### What the exercise asks:
Extract every line from the records below that contains the word "this".

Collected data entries

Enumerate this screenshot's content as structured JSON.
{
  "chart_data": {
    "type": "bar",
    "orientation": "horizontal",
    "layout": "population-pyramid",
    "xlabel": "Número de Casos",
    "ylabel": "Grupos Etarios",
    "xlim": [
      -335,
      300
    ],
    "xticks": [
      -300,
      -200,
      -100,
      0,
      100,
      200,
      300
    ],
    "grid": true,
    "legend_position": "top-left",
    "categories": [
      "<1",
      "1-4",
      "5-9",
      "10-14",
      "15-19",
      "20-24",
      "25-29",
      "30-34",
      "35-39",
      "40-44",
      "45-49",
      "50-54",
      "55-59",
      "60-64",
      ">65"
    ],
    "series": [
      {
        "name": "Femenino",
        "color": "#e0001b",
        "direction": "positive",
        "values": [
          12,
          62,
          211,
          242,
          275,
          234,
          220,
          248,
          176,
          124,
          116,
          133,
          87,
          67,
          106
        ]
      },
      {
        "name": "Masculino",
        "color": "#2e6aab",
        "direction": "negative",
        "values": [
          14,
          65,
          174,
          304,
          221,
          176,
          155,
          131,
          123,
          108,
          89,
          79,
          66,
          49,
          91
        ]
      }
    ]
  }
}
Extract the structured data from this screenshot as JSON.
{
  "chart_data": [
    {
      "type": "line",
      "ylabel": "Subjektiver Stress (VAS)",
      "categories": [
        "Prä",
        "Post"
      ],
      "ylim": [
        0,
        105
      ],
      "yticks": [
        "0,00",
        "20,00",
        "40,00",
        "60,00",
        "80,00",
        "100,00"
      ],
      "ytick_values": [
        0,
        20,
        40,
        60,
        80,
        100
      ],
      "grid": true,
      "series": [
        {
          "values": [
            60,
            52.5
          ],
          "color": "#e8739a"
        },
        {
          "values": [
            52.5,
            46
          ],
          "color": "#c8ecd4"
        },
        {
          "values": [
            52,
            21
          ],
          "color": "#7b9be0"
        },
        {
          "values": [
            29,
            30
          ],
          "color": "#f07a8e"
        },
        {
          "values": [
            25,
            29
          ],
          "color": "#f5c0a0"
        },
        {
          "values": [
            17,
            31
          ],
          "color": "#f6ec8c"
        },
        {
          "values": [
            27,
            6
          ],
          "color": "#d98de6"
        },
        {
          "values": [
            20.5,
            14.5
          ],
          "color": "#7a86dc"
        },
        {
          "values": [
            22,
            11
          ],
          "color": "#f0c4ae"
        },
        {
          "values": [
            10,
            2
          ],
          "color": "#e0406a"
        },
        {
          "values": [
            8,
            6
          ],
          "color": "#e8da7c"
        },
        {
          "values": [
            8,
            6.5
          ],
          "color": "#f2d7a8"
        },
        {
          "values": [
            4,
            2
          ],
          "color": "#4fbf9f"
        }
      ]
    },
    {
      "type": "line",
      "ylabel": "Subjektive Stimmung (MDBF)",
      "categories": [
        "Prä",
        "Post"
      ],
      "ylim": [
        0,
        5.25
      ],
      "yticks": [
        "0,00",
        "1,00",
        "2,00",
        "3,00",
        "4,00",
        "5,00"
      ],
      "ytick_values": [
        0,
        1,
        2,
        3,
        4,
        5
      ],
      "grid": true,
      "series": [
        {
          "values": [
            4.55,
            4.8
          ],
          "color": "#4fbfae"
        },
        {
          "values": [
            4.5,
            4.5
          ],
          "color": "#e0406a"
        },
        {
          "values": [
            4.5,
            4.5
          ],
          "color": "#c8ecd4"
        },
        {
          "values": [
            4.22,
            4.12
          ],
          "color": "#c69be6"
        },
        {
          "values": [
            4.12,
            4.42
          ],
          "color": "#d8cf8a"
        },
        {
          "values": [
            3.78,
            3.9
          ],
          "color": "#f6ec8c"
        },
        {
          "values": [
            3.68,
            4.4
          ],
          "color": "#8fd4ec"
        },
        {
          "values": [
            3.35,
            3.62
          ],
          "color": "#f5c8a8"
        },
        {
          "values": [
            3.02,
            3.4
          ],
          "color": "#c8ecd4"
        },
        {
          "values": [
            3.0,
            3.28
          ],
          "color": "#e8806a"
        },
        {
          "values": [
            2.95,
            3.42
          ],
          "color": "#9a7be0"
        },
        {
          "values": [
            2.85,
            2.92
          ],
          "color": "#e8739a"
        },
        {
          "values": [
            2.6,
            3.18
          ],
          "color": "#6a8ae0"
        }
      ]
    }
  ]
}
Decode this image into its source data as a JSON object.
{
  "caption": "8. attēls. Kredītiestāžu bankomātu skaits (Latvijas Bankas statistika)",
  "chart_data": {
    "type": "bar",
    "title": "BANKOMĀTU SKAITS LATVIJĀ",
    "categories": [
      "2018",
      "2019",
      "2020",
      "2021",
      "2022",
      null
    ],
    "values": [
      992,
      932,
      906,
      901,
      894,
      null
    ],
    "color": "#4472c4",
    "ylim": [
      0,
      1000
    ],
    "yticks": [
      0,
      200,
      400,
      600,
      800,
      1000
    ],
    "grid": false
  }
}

...

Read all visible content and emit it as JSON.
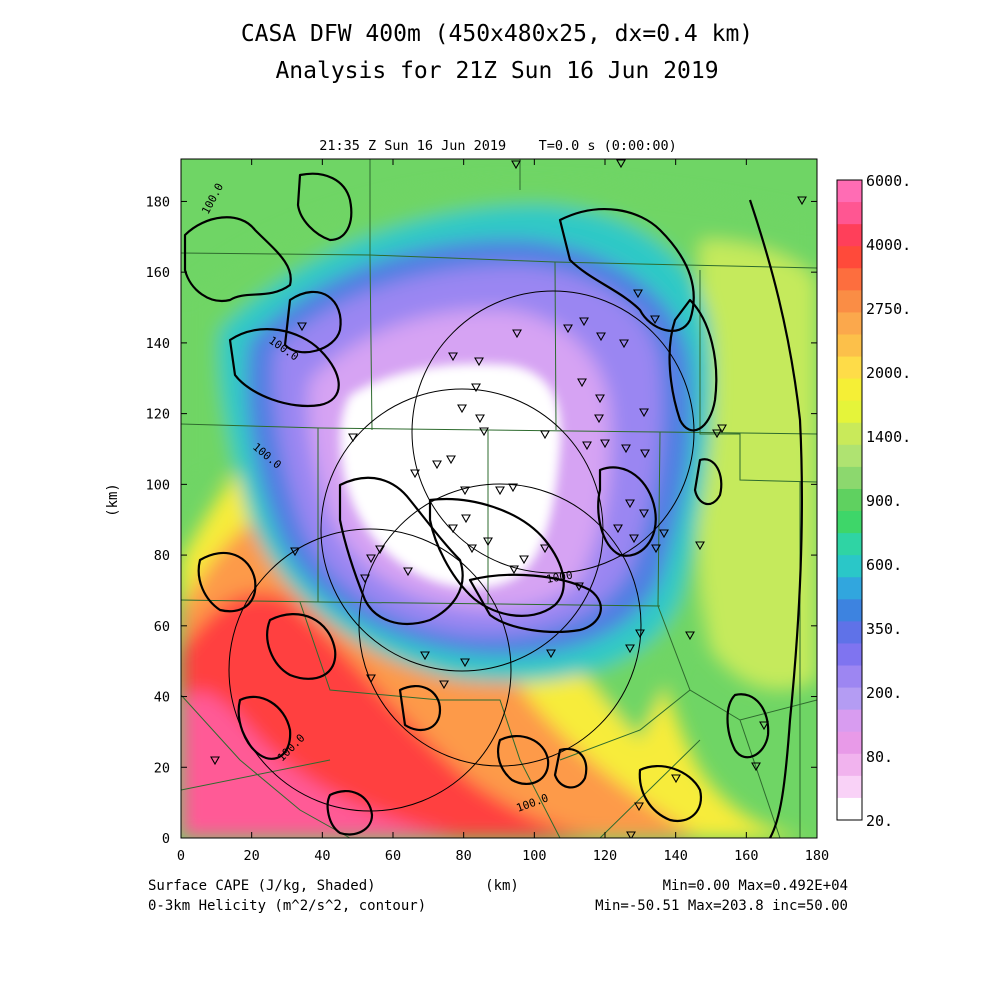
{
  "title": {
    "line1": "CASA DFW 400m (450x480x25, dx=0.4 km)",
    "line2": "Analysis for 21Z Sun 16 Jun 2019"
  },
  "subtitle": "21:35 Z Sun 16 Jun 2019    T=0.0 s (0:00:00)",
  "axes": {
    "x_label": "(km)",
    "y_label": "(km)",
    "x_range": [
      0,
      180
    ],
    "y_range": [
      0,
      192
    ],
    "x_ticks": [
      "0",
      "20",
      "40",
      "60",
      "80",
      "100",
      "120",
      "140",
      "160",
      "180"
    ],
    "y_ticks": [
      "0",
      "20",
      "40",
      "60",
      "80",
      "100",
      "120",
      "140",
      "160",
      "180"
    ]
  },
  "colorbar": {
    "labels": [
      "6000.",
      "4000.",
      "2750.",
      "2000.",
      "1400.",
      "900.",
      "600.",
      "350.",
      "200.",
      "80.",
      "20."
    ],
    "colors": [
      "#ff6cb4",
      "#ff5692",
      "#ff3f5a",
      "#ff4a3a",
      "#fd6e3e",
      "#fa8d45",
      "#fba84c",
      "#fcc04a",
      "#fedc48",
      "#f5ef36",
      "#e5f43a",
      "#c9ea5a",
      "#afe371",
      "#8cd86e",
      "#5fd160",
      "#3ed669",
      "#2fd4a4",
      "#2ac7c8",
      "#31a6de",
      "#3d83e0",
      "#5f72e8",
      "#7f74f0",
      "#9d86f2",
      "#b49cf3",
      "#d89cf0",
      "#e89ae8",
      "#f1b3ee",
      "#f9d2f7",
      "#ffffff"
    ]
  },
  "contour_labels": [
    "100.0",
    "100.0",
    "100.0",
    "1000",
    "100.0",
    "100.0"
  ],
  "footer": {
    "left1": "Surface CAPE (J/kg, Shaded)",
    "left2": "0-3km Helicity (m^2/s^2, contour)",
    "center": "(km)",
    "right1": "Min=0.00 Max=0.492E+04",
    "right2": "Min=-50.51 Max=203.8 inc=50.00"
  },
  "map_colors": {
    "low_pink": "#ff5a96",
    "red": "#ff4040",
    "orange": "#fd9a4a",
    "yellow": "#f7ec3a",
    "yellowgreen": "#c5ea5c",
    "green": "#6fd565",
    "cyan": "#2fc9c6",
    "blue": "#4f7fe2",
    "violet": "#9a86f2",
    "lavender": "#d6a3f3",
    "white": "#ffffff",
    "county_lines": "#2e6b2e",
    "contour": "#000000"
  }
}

### Task result:
Enumerate this screenshot's content as structured JSON.
Extract the structured data from this screenshot as JSON.
Decode this image into its source data as a JSON object.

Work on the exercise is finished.